Records to process Start Marker
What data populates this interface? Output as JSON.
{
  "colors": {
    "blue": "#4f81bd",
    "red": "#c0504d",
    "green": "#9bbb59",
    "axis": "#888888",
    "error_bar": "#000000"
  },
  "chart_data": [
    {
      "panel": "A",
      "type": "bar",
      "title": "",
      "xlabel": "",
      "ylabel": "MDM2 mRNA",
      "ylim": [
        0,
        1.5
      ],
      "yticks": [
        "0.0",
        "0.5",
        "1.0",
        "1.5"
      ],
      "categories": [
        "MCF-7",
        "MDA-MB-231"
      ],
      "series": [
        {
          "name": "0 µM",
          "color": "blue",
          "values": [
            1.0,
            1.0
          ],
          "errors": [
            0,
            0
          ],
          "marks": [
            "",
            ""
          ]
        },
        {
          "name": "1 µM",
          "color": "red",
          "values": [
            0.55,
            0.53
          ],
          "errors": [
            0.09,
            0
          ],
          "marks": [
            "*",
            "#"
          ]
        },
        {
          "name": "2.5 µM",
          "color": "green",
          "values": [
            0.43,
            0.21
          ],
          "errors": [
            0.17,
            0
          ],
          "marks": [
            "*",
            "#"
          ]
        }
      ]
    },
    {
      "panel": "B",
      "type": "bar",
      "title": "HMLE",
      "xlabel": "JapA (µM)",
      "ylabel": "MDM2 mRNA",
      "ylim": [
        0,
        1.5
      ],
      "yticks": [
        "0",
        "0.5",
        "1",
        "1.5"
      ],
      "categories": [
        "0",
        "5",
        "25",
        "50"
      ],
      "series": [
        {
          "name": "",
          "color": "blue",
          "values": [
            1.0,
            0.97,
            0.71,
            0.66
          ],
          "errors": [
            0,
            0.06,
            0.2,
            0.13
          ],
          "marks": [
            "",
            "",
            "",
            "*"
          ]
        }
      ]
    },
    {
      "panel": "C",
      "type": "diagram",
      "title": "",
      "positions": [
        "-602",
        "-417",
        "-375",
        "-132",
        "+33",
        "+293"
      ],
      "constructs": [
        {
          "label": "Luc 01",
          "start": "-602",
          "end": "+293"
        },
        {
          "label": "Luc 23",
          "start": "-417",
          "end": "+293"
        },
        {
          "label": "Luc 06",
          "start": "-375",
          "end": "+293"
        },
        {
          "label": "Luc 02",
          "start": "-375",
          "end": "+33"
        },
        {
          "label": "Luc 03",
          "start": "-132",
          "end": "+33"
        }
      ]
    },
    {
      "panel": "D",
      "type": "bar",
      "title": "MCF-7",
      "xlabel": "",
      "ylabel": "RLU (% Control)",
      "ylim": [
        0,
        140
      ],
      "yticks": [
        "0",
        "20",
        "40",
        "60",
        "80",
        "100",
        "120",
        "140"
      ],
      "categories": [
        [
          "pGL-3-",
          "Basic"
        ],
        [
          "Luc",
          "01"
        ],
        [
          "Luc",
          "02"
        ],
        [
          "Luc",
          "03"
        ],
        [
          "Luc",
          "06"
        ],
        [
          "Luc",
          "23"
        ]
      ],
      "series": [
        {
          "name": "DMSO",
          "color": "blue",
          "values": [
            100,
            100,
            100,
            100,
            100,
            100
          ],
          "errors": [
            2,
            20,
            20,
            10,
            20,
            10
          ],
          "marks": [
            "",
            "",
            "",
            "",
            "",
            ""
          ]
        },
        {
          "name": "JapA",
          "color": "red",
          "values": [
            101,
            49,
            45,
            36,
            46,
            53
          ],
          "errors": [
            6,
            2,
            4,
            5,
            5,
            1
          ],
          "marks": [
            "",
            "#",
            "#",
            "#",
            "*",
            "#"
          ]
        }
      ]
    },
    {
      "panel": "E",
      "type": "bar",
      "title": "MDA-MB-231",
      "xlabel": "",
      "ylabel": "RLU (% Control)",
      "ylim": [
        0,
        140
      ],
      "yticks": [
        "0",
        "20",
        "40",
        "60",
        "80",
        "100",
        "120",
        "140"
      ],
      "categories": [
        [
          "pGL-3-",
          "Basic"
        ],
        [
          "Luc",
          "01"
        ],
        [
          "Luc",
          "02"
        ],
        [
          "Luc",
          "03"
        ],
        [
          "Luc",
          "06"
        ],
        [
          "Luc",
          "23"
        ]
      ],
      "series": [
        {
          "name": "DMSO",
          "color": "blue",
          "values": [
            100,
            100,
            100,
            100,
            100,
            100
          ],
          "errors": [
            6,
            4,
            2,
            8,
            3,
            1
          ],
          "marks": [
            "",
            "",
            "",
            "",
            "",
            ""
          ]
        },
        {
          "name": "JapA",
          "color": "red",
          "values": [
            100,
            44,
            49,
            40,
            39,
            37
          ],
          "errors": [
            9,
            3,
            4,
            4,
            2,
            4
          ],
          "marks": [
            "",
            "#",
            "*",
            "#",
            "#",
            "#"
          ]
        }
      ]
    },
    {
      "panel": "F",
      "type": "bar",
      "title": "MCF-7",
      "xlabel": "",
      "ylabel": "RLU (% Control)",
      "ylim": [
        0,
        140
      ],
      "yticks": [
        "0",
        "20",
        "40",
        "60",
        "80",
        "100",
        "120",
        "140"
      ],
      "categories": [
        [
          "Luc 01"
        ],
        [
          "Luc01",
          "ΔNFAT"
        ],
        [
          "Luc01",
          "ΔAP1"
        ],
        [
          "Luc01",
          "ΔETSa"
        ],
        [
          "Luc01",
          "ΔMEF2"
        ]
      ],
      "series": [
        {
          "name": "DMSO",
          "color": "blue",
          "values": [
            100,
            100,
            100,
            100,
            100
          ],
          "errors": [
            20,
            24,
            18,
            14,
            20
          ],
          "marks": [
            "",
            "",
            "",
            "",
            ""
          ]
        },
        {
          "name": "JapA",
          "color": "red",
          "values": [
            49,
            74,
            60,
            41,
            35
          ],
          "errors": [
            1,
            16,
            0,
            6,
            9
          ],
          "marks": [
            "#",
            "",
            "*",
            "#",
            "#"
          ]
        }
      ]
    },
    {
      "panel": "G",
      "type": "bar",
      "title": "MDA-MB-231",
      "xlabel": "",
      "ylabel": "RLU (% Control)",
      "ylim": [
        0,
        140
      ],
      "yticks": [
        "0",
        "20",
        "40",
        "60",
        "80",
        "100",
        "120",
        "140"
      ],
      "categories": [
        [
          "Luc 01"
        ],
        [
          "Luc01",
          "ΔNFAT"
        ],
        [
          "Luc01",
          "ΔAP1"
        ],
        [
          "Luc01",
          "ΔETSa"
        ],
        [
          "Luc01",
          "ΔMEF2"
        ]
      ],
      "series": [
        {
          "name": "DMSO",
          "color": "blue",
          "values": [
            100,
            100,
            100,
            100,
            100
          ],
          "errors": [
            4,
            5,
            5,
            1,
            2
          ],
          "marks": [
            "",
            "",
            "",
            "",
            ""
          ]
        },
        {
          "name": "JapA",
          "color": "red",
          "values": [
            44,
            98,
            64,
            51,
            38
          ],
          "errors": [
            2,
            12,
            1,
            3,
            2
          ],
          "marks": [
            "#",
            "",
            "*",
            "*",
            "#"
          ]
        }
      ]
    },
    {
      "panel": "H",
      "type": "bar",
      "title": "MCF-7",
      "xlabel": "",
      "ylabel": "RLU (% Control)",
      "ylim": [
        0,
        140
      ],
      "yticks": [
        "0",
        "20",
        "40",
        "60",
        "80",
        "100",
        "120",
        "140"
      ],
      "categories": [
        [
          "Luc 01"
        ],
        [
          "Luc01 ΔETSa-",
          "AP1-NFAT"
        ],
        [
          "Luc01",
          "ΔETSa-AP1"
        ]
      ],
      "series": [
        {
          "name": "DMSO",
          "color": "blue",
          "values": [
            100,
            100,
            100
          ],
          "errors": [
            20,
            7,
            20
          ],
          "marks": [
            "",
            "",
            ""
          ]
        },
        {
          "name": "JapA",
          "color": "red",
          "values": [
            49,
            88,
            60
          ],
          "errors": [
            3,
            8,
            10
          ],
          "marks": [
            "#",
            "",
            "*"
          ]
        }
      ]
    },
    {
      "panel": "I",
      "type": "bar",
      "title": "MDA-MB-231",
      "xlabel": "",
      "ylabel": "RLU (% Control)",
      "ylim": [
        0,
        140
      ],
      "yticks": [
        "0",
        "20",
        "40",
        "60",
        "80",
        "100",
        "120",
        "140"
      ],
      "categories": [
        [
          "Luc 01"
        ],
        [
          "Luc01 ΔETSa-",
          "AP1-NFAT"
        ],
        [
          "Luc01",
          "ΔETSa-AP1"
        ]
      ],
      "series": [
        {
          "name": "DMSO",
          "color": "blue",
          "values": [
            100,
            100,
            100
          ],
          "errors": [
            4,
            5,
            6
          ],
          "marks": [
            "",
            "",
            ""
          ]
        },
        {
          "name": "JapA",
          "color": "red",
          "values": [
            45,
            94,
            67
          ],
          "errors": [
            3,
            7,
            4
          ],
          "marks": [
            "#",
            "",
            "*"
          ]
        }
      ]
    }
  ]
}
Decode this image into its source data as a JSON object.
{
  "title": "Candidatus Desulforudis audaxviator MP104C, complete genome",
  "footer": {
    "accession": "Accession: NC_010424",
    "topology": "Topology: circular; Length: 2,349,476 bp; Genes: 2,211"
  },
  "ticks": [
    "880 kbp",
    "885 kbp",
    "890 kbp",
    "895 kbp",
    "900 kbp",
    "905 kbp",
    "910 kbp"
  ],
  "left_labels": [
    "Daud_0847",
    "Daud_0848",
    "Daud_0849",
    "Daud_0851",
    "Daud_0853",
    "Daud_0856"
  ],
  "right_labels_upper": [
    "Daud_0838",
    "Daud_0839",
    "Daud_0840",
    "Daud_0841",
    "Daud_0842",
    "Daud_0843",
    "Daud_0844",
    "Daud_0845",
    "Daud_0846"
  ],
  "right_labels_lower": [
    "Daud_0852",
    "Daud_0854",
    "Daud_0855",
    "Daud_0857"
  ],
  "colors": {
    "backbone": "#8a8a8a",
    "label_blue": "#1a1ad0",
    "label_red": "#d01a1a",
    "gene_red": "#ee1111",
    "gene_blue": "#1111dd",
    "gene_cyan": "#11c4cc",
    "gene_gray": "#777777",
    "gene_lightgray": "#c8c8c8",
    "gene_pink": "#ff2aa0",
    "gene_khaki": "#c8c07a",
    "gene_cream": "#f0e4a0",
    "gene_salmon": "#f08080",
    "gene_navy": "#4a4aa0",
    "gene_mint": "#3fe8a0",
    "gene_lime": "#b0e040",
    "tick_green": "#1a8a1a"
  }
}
Records to process End Marker
● **Task item**: Once you reach the line that holds "Decode this image", print it and every line after it through the end of the records, word for word.

● **Result for this task**:
Decode this image into its source data as a JSON object.
{
  "title": "Candidatus Desulforudis audaxviator MP104C, complete genome",
  "footer": {
    "accession": "Accession: NC_010424",
    "topology": "Topology: circular; Length: 2,349,476 bp; Genes: 2,211"
  },
  "ticks": [
    "880 kbp",
    "885 kbp",
    "890 kbp",
    "895 kbp",
    "900 kbp",
    "905 kbp",
    "910 kbp"
  ],
  "left_labels": [
    "Daud_0847",
    "Daud_0848",
    "Daud_0849",
    "Daud_0851",
    "Daud_0853",
    "Daud_0856"
  ],
  "right_labels_upper": [
    "Daud_0838",
    "Daud_0839",
    "Daud_0840",
    "Daud_0841",
    "Daud_0842",
    "Daud_0843",
    "Daud_0844",
    "Daud_0845",
    "Daud_0846"
  ],
  "right_labels_lower": [
    "Daud_0852",
    "Daud_0854",
    "Daud_0855",
    "Daud_0857"
  ],
  "colors": {
    "backbone": "#8a8a8a",
    "label_blue": "#1a1ad0",
    "label_red": "#d01a1a",
    "gene_red": "#ee1111",
    "gene_blue": "#1111dd",
    "gene_cyan": "#11c4cc",
    "gene_gray": "#777777",
    "gene_lightgray": "#c8c8c8",
    "gene_pink": "#ff2aa0",
    "gene_khaki": "#c8c07a",
    "gene_cream": "#f0e4a0",
    "gene_salmon": "#f08080",
    "gene_navy": "#4a4aa0",
    "gene_mint": "#3fe8a0",
    "gene_lime": "#b0e040",
    "tick_green": "#1a8a1a"
  }
}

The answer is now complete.